» **AVAILABLE RECORDS**:
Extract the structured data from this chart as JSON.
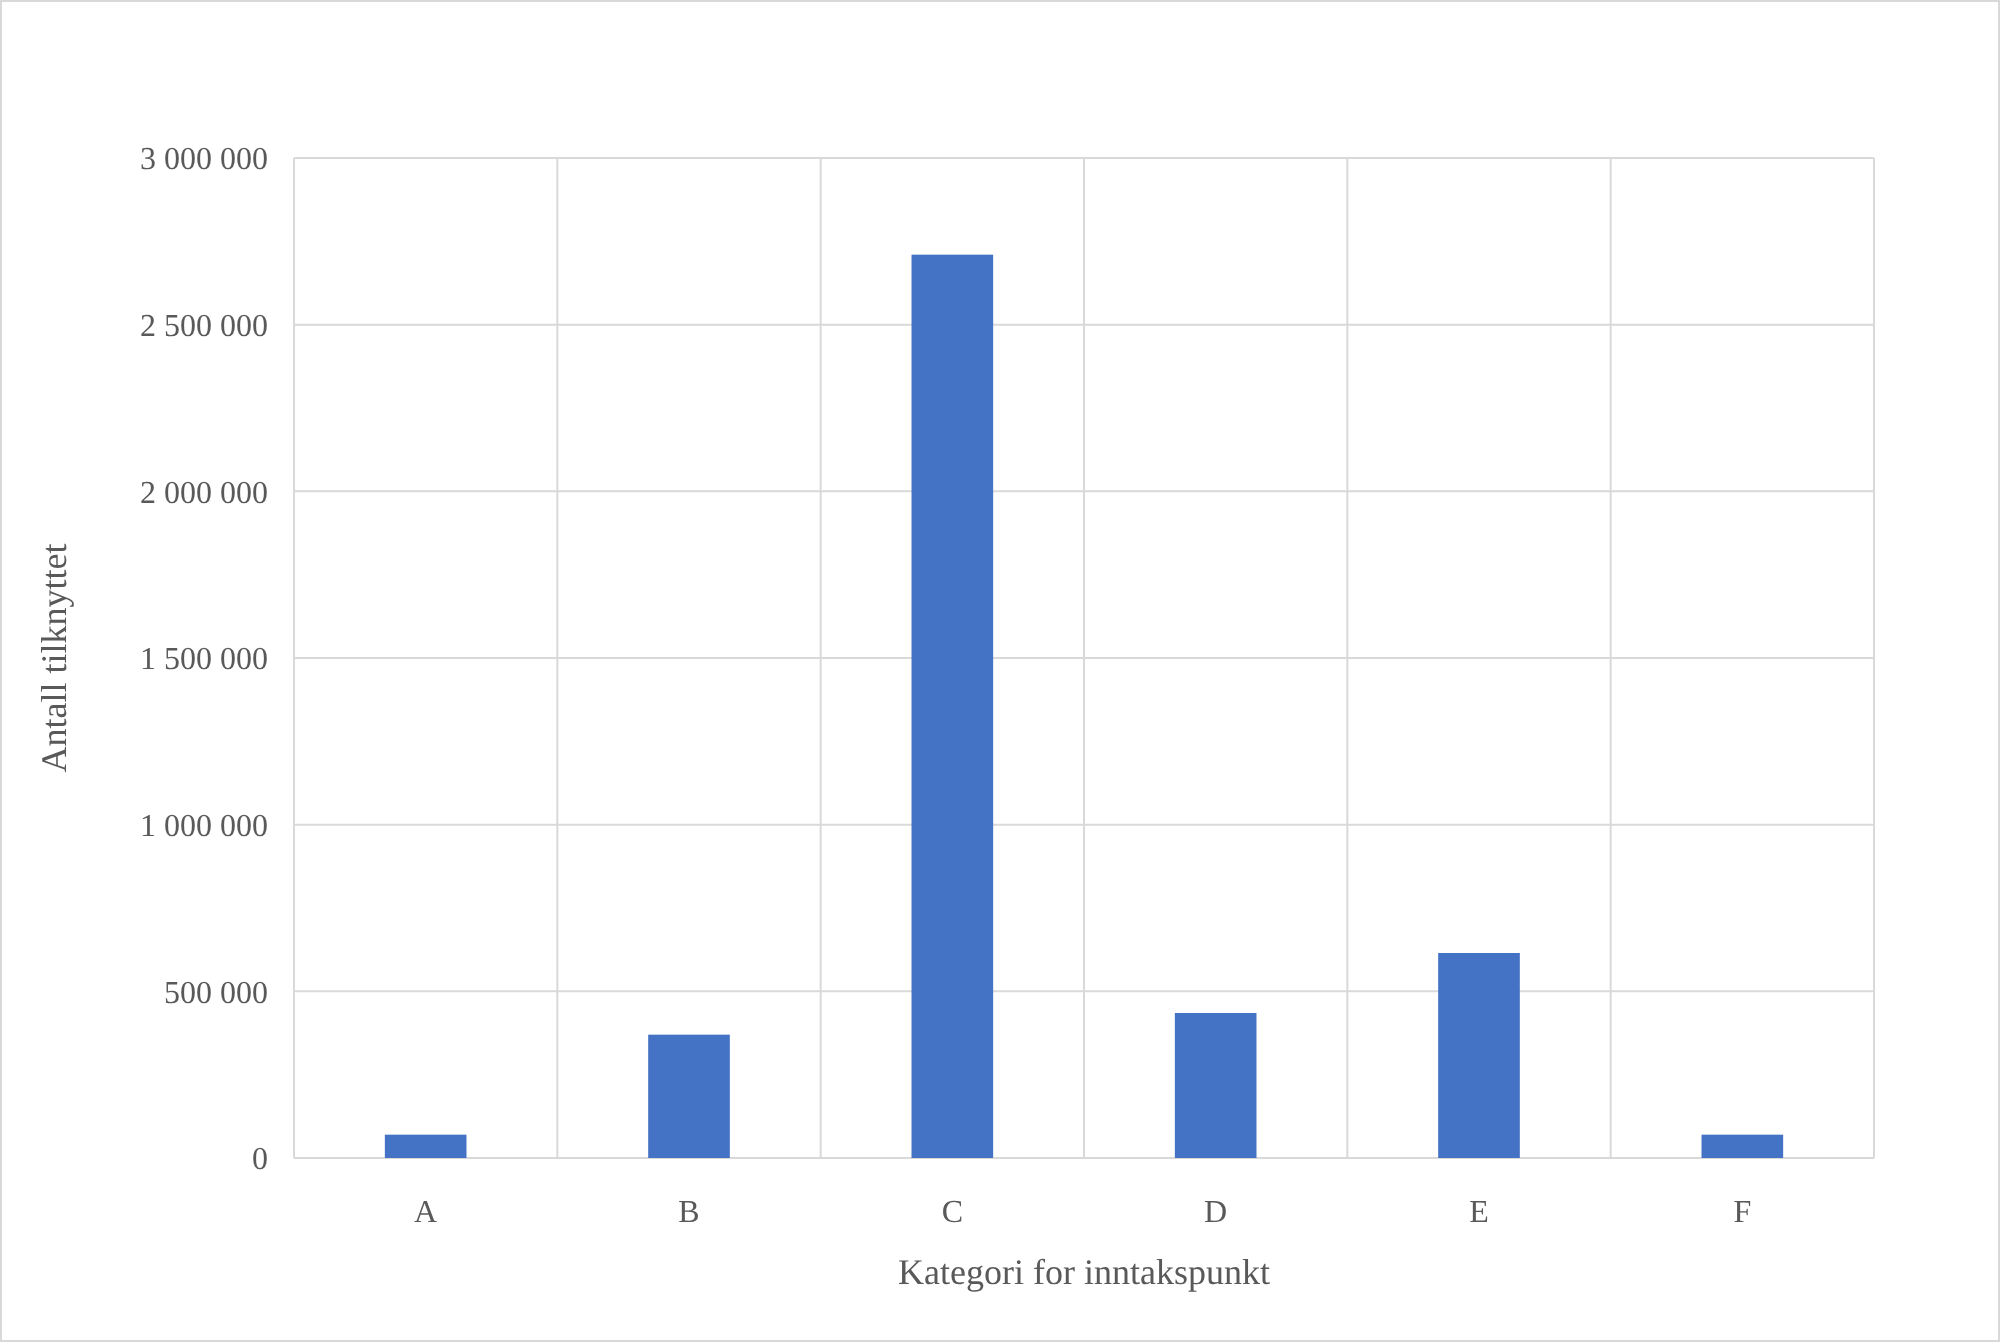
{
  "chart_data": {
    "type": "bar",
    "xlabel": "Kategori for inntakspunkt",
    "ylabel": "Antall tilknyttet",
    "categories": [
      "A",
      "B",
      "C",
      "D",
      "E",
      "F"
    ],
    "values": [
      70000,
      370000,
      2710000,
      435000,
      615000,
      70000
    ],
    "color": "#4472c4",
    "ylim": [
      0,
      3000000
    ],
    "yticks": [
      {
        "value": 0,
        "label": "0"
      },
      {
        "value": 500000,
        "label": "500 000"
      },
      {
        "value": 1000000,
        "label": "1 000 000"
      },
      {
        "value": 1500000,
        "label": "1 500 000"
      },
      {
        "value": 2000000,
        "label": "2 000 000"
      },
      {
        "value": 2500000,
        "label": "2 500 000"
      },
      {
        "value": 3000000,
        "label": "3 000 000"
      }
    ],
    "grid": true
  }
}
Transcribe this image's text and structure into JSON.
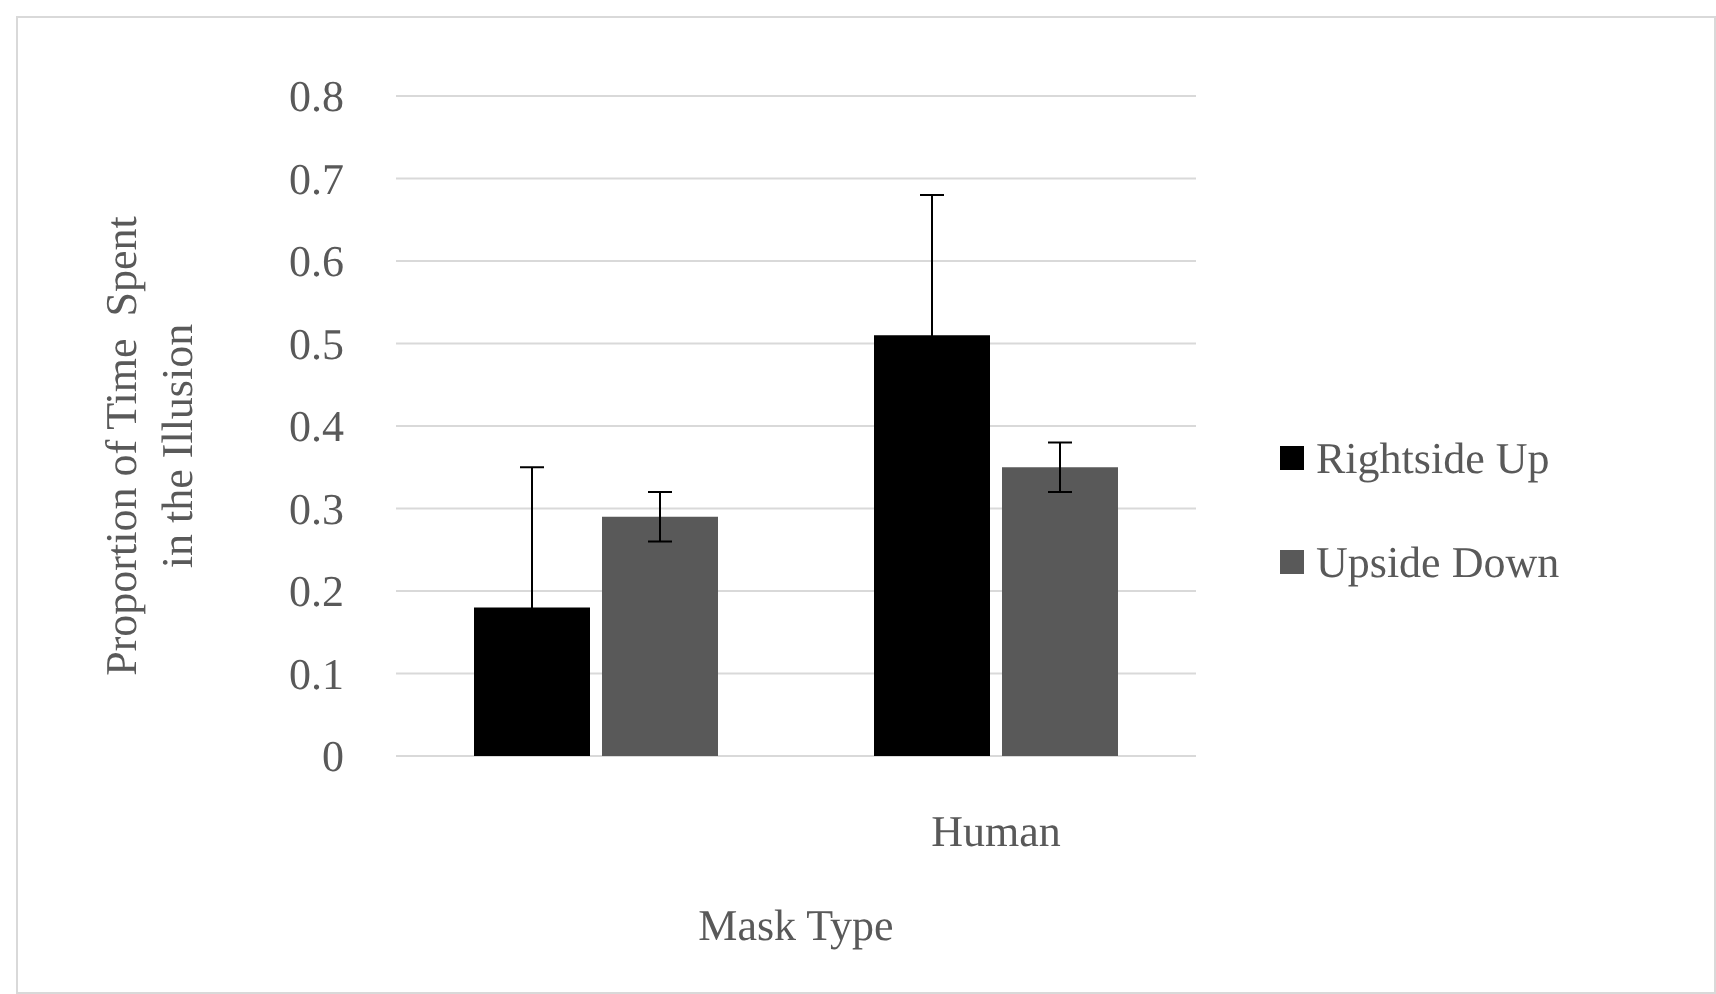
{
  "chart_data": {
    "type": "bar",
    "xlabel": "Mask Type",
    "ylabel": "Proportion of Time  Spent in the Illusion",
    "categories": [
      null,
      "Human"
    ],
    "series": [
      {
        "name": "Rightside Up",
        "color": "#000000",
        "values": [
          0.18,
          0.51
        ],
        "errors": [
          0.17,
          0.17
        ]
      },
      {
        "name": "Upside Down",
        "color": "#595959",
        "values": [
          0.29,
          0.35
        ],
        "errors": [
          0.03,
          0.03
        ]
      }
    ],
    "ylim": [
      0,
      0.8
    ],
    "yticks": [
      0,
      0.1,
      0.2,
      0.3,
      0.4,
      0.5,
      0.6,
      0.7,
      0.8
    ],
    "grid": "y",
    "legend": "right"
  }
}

» **EXERCISE DESCRIPTION**: Without the pictures, copy the material exactly as given.

» **COMPLETE RESPONSE**:
Extract the structured data from this chart as JSON.
{
  "chart_data": {
    "type": "bar",
    "xlabel": "Kategori for inntakspunkt",
    "ylabel": "Antall tilknyttet",
    "categories": [
      "A",
      "B",
      "C",
      "D",
      "E",
      "F"
    ],
    "values": [
      70000,
      370000,
      2710000,
      435000,
      615000,
      70000
    ],
    "color": "#4472c4",
    "ylim": [
      0,
      3000000
    ],
    "yticks": [
      {
        "value": 0,
        "label": "0"
      },
      {
        "value": 500000,
        "label": "500 000"
      },
      {
        "value": 1000000,
        "label": "1 000 000"
      },
      {
        "value": 1500000,
        "label": "1 500 000"
      },
      {
        "value": 2000000,
        "label": "2 000 000"
      },
      {
        "value": 2500000,
        "label": "2 500 000"
      },
      {
        "value": 3000000,
        "label": "3 000 000"
      }
    ],
    "grid": true
  }
}
Transcribe this image's text and structure into JSON.
{
  "chart_data": {
    "type": "bar",
    "xlabel": "Mask Type",
    "ylabel": "Proportion of Time  Spent in the Illusion",
    "categories": [
      null,
      "Human"
    ],
    "series": [
      {
        "name": "Rightside Up",
        "color": "#000000",
        "values": [
          0.18,
          0.51
        ],
        "errors": [
          0.17,
          0.17
        ]
      },
      {
        "name": "Upside Down",
        "color": "#595959",
        "values": [
          0.29,
          0.35
        ],
        "errors": [
          0.03,
          0.03
        ]
      }
    ],
    "ylim": [
      0,
      0.8
    ],
    "yticks": [
      0,
      0.1,
      0.2,
      0.3,
      0.4,
      0.5,
      0.6,
      0.7,
      0.8
    ],
    "grid": "y",
    "legend": "right"
  }
}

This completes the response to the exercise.